Shawn Willis

No. 37
- Position: Fullback

Personal information
- Born: January 28, 1983 (age 43) Flatonia, Texas, U.S.
- Listed height: 6 ft 1 in (1.85 m)
- Listed weight: 267 lb (121 kg)

Career information
- High school: Flatonia (TX)
- College: Oklahoma State
- NFL draft: 2006: undrafted

Career history
- San Diego Chargers (2006)*; San Jose SaberCats (2007);
- * Offseason or practice squad member only

Awards and highlights
- ArenaBowl champion (2007);
- Stats at ArenaFan.com

= Shawn Willis =

American football player (born 1983)

Shawn Willis (born January 28, 1983) is an American former football fullback. He played college football at Oklahoma State.

▶ _TASK SET_
A: Please copy the Shawn Willis text word for word from "- College: Oklahoma" to "player (born 1983)".
B: Continue the Shawn Willis text from its last sentence.

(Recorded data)
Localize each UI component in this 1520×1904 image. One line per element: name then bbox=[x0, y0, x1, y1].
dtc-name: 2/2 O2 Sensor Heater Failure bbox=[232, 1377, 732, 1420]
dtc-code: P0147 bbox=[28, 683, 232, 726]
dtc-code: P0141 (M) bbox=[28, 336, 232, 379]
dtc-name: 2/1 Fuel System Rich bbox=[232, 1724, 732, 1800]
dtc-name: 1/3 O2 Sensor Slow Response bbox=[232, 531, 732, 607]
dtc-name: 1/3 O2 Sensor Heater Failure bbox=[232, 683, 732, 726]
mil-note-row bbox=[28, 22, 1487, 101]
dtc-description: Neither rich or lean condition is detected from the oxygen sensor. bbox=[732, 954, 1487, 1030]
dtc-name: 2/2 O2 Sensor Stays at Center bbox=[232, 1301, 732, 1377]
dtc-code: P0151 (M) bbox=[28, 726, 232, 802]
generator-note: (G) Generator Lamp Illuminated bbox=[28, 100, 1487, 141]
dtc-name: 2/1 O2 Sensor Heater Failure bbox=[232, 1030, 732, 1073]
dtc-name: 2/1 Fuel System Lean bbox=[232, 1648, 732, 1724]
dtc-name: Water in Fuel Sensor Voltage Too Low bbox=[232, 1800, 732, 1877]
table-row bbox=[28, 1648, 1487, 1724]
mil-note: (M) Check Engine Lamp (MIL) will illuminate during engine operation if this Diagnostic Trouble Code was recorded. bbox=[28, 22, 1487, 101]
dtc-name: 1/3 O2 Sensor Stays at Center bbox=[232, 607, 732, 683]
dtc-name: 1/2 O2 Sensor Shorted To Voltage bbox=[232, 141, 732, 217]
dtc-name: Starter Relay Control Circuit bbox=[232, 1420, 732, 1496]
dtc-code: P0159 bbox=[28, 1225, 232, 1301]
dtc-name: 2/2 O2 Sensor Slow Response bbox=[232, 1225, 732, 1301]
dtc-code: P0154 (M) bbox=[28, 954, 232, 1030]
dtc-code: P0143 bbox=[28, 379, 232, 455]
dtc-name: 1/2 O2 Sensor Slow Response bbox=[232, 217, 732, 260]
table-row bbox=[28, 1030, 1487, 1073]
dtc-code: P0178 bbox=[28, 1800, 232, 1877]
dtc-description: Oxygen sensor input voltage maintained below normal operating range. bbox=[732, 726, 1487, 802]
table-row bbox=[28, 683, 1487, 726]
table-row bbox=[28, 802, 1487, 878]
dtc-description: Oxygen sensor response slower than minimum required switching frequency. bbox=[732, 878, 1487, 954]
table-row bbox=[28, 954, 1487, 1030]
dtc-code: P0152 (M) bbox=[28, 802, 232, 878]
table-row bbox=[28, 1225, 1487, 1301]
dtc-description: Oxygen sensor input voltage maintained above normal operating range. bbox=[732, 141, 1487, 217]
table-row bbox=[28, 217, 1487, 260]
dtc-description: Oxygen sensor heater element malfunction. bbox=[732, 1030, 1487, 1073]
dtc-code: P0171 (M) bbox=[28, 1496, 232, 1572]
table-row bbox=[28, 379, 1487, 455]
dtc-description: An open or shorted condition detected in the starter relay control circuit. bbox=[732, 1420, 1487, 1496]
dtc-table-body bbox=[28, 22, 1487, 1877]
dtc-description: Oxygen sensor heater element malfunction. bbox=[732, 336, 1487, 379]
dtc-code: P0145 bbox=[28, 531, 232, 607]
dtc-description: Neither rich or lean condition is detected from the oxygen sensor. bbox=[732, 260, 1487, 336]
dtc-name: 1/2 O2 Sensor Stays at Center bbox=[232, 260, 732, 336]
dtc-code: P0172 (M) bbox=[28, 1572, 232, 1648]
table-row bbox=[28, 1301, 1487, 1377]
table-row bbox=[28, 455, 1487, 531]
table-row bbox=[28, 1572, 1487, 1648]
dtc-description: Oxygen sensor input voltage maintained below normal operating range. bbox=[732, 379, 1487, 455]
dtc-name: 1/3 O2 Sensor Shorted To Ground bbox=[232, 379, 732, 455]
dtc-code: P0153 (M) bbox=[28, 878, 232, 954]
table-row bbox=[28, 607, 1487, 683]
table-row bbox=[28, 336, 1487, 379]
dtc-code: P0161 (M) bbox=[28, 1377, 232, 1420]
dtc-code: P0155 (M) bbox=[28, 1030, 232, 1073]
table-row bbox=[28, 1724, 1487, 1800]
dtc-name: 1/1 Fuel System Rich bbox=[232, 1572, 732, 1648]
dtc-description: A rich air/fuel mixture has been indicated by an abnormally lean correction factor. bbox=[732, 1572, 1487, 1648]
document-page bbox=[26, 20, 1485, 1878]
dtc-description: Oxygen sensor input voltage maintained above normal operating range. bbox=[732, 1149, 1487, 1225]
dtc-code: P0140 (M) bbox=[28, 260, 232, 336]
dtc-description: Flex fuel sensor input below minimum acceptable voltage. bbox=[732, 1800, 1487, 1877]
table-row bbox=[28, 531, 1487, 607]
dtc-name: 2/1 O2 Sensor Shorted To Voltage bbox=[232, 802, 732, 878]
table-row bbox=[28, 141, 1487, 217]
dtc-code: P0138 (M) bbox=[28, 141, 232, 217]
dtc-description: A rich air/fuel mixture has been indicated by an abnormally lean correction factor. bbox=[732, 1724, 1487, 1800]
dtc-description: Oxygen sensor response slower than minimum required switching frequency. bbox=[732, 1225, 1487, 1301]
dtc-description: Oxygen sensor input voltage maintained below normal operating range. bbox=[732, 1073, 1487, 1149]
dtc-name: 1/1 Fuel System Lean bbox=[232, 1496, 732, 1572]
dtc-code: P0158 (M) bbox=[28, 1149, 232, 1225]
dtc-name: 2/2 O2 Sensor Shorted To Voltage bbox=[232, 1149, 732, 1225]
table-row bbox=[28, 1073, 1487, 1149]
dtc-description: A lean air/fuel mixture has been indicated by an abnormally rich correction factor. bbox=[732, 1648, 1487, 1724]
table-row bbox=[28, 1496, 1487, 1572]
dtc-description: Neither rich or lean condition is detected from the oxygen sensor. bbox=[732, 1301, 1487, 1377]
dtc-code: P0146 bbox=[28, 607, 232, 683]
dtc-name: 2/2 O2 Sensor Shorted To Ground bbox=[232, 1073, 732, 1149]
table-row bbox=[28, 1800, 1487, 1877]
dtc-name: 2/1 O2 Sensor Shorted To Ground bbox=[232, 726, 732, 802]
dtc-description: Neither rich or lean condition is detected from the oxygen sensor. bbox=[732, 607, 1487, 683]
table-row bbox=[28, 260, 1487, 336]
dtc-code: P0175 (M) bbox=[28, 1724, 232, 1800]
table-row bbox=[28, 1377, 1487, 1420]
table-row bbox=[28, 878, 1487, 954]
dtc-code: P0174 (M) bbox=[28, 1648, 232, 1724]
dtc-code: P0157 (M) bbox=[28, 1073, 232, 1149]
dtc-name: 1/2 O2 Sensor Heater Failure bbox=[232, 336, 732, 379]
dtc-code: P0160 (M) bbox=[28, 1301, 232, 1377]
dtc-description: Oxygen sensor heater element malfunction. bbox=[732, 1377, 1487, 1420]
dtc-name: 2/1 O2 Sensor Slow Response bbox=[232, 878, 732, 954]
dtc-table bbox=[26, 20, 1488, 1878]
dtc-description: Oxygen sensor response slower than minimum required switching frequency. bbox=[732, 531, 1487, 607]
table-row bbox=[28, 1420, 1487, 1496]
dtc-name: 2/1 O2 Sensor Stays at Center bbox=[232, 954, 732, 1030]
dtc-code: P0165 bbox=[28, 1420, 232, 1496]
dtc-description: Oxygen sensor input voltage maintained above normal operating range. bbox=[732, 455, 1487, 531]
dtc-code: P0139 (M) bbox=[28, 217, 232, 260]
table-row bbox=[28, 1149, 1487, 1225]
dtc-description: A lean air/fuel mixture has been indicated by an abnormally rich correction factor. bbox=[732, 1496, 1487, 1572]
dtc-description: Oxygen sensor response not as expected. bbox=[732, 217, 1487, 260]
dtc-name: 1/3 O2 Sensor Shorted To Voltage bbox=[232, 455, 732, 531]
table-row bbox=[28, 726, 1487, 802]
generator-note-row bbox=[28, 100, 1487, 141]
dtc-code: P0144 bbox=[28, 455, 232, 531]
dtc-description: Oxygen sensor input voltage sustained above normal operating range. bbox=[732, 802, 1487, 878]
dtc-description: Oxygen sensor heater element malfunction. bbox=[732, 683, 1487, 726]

▶ _ANSWERS TO THIS EXERCISE_
A:
- College: Oklahoma State
- NFL draft: 2006: undrafted

Career history
- San Diego Chargers (2006)*; San Jose SaberCats (2007);
- * Offseason or practice squad member only

Awards and highlights
- ArenaBowl champion (2007);
- Stats at ArenaFan.com

= Shawn Willis =

American football player (born 1983)

B:
==Early life and college==
Willis was born in Flatonia, Texas; he attended Flatonia Secondary School, where he starred as a running back. Following his graduation, he played college football at Oklahoma State University. He appeared in 38 games as a running back (starting 16). During his time at Oklahoma State, Willis majored in Microbiology/Medical Technology.

==Professional career==
After going undrafted in the 2006 NFL draft, Willis signed a two-year contract with the San Diego Chargers on May 1. He was later released on August 17, 2006.

On October 4, 2006, Willis signed with the San Jose SaberCats of the Arena Football League (AFL) for the 2007 season. He did not see any playing time in his lone season with the team; he did, however, win an AFL Championship when the SaberCats defeated the Columbus Destroyers in ArenaBowl XXI at the end of the year. Willis was placed on the team's injured reserve list on February 18, 2008; he was waived by the SaberCats five days later.

==Personal life==
Willis currently resides in Flatonia, Texas.